**Brief:** Arrange every line of the material below as a Markdown table with the columns Row and Entry, numbering the rows in order. Omit blank lines and leave the pictures out of the table.

**Material provided:**

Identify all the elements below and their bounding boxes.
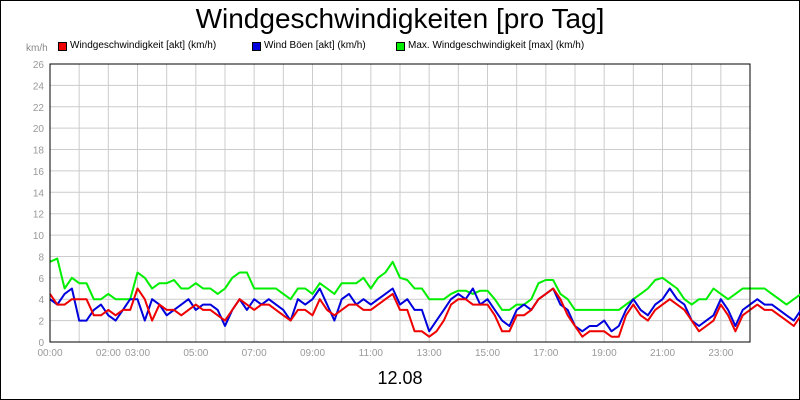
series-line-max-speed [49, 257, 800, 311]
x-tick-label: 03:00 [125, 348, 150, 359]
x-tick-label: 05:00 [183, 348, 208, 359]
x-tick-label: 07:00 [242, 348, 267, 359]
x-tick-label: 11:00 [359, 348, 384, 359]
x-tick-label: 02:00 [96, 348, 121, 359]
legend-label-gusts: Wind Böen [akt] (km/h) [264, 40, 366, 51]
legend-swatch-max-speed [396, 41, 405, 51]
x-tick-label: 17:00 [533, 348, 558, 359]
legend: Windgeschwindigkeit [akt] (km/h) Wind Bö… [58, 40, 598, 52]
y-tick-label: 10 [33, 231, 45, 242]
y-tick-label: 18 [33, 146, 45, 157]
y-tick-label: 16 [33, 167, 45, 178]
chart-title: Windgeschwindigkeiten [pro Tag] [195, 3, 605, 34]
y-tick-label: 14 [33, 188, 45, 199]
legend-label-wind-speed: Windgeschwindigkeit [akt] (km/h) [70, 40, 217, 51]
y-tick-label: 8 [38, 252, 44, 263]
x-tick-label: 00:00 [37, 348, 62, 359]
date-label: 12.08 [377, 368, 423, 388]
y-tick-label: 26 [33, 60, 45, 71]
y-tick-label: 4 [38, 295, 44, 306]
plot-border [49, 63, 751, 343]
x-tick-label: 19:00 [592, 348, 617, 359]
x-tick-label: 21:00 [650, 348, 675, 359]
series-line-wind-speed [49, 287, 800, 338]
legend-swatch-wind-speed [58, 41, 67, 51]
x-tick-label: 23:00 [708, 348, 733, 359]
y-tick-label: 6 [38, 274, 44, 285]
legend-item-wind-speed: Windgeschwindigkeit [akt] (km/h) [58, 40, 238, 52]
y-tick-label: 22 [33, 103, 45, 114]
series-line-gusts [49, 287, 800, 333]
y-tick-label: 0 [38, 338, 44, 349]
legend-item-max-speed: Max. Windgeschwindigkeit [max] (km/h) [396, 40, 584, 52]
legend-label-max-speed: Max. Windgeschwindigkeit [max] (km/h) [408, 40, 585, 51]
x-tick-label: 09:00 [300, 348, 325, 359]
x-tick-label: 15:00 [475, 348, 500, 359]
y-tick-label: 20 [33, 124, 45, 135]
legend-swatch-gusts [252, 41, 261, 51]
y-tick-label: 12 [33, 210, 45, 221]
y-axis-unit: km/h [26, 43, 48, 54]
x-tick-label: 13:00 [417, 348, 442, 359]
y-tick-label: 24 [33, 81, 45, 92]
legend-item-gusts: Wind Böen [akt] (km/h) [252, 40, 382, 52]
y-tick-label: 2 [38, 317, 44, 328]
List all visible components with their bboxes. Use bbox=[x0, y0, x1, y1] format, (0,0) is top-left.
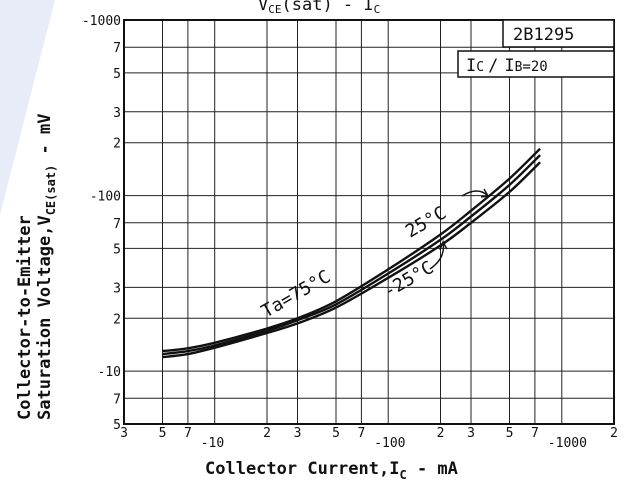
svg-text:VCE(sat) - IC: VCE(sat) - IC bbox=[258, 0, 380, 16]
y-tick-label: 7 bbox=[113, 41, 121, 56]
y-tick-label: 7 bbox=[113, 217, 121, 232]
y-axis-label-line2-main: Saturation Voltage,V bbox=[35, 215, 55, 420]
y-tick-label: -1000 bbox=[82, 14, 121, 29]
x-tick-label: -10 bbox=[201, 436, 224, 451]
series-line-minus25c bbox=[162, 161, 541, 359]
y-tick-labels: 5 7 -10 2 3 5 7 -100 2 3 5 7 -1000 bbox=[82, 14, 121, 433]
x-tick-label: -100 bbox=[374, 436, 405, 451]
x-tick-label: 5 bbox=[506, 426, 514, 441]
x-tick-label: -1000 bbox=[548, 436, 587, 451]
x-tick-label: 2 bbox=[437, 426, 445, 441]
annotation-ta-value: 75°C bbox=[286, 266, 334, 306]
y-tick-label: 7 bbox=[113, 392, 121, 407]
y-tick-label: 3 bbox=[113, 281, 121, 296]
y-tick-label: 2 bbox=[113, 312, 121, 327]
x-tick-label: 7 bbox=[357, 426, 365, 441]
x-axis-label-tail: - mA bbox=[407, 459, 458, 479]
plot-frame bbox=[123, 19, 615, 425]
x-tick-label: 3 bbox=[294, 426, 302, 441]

**Written answer:**
| Row | Entry |
|---|---|
| 1 | Identify all the elements below and their bounding boxes. |
| 2 | series-line-max-speed [49, 257, 800, 311] |
| 3 | x-tick-label: 03:00 [125, 348, 150, 359] |
| 4 | x-tick-label: 05:00 [183, 348, 208, 359] |
| 5 | x-tick-label: 07:00 [242, 348, 267, 359] |
| 6 | x-tick-label: 11:00 [359, 348, 384, 359] |
| 7 | x-tick-label: 02:00 [96, 348, 121, 359] |
| 8 | legend-label-gusts: Wind Böen [akt] (km/h) [264, 40, 366, 51] |
| 9 | legend-swatch-max-speed [396, 41, 405, 51] |
| 10 | x-tick-label: 17:00 [533, 348, 558, 359] |
| 11 | legend: Windgeschwindigkeit [akt] (km/h) Wind Bö… [58, 40, 598, 52] |
| 12 | y-tick-label: 10 [33, 231, 45, 242] |
| 13 | y-tick-label: 18 [33, 146, 45, 157] |
| 14 | y-tick-label: 16 [33, 167, 45, 178] |
| 15 | chart-title: Windgeschwindigkeiten [pro Tag] [195, 3, 605, 34] |
| 16 | y-tick-label: 14 [33, 188, 45, 199] |
| 17 | legend-label-wind-speed: Windgeschwindigkeit [akt] (km/h) [70, 40, 217, 51] |
| 18 | y-tick-label: 8 [38, 252, 44, 263] |
| 19 | x-tick-label: 00:00 [37, 348, 62, 359] |
| 20 | date-label: 12.08 [377, 368, 423, 388] |
| 21 | y-tick-label: 26 [33, 60, 45, 71] |
| 22 | y-tick-label: 4 [38, 295, 44, 306] |
| 23 | plot-border [49, 63, 751, 343] |
| 24 | x-tick-label: 19:00 [592, 348, 617, 359] |
| 25 | x-tick-label: 21:00 [650, 348, 675, 359] |
| 26 | series-line-wind-speed [49, 287, 800, 338] |
| 27 | legend-swatch-wind-speed [58, 41, 67, 51] |
| 28 | x-tick-label: 23:00 [708, 348, 733, 359] |
| 29 | y-tick-label: 6 [38, 274, 44, 285] |
| 30 | legend-item-wind-speed: Windgeschwindigkeit [akt] (km/h) [58, 40, 238, 52] |
| 31 | y-tick-label: 22 [33, 103, 45, 114] |
| 32 | series-line-gusts [49, 287, 800, 333] |
| 33 | y-tick-label: 0 [38, 338, 44, 349] |
| 34 | legend-item-max-speed: Max. Windgeschwindigkeit [max] (km/h) [396, 40, 584, 52] |
| 35 | legend-label-max-speed: Max. Windgeschwindigkeit [max] (km/h) [408, 40, 585, 51] |
| 36 | x-tick-label: 09:00 [300, 348, 325, 359] |
| 37 | x-tick-label: 15:00 [475, 348, 500, 359] |
| 38 | y-tick-label: 20 [33, 124, 45, 135] |
| 39 | legend-swatch-gusts [252, 41, 261, 51] |
| 40 | y-tick-label: 12 [33, 210, 45, 221] |
| 41 | y-axis-unit: km/h [26, 43, 48, 54] |
| 42 | x-tick-label: 13:00 [417, 348, 442, 359] |
| 43 | y-tick-label: 24 [33, 81, 45, 92] |
| 44 | legend-item-gusts: Wind Böen [akt] (km/h) [252, 40, 382, 52] |
| 45 | y-tick-label: 2 [38, 317, 44, 328] |
| 46 | List all visible components with their bboxes. Use bbox=[x0, y0, x1, y1] format, (0,0) is top-left. |
| 47 | svg-text:VCE(sat) - IC: VCE(sat) - IC bbox=[258, 0, 380, 16] |
| 48 | y-tick-label: 7 bbox=[113, 41, 121, 56] |
| 49 | y-tick-label: 7 bbox=[113, 217, 121, 232] |
| 50 | y-axis-label-line2-main: Saturation Voltage,V bbox=[35, 215, 55, 420] |
| 51 | y-tick-label: -1000 bbox=[82, 14, 121, 29] |
| 52 | x-tick-label: -10 bbox=[201, 436, 224, 451] |
| 53 | series-line-minus25c bbox=[162, 161, 541, 359] |
| 54 | y-tick-labels: 5 7 -10 2 3 5 7 -100 2 3 5 7 -1000 bbox=[82, 14, 121, 433] |
| 55 | x-tick-label: -100 bbox=[374, 436, 405, 451] |
| 56 | x-tick-label: 5 bbox=[506, 426, 514, 441] |
| 57 | x-tick-label: -1000 bbox=[548, 436, 587, 451] |
| 58 | x-tick-label: 2 bbox=[437, 426, 445, 441] |
| 59 | annotation-ta-value: 75°C bbox=[286, 266, 334, 306] |
| 60 | y-tick-label: 7 bbox=[113, 392, 121, 407] |
| 61 | y-tick-label: 3 bbox=[113, 281, 121, 296] |
| 62 | y-tick-label: 2 bbox=[113, 312, 121, 327] |
| 63 | x-tick-label: 7 bbox=[357, 426, 365, 441] |
| 64 | x-axis-label-tail: - mA bbox=[407, 459, 458, 479] |
| 65 | plot-frame bbox=[123, 19, 615, 425] |
| 66 | x-tick-label: 3 bbox=[294, 426, 302, 441] |